──────── Given records
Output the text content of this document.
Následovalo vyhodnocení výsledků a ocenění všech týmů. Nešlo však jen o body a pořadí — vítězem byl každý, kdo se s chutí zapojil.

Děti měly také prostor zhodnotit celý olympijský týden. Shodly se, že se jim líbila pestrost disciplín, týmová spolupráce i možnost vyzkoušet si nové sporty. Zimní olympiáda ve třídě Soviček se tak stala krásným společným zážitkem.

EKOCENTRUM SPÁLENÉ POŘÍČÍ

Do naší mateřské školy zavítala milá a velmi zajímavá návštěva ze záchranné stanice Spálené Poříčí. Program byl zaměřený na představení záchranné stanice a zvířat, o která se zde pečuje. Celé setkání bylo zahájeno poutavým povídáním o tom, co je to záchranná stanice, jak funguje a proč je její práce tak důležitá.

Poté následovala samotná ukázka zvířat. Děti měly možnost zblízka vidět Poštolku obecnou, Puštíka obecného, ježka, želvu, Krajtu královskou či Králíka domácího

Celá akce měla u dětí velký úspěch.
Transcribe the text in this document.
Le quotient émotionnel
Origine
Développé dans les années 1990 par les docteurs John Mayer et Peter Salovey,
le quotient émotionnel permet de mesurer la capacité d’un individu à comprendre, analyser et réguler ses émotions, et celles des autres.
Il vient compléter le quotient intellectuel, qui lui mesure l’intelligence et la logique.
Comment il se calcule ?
────────────────
**Problem details:** Reproduce the entries above in full by retyping them exactly.

**Answer to the exercise:**
Output the text content of this document.
Následovalo vyhodnocení výsledků a ocenění všech týmů. Nešlo však jen o body a pořadí — vítězem byl každý, kdo se s chutí zapojil.

Děti měly také prostor zhodnotit celý olympijský týden. Shodly se, že se jim líbila pestrost disciplín, týmová spolupráce i možnost vyzkoušet si nové sporty. Zimní olympiáda ve třídě Soviček se tak stala krásným společným zážitkem.

EKOCENTRUM SPÁLENÉ POŘÍČÍ

Do naší mateřské školy zavítala milá a velmi zajímavá návštěva ze záchranné stanice Spálené Poříčí. Program byl zaměřený na představení záchranné stanice a zvířat, o která se zde pečuje. Celé setkání bylo zahájeno poutavým povídáním o tom, co je to záchranná stanice, jak funguje a proč je její práce tak důležitá.

Poté následovala samotná ukázka zvířat. Děti měly možnost zblízka vidět Poštolku obecnou, Puštíka obecného, ježka, želvu, Krajtu královskou či Králíka domácího

Celá akce měla u dětí velký úspěch.
Transcribe the text in this document.
Le quotient émotionnel
Origine
Développé dans les années 1990 par les docteurs John Mayer et Peter Salovey,
le quotient émotionnel permet de mesurer la capacité d’un individu à comprendre, analyser et réguler ses émotions, et celles des autres.
Il vient compléter le quotient intellectuel, qui lui mesure l’intelligence et la logique.
Comment il se calcule ?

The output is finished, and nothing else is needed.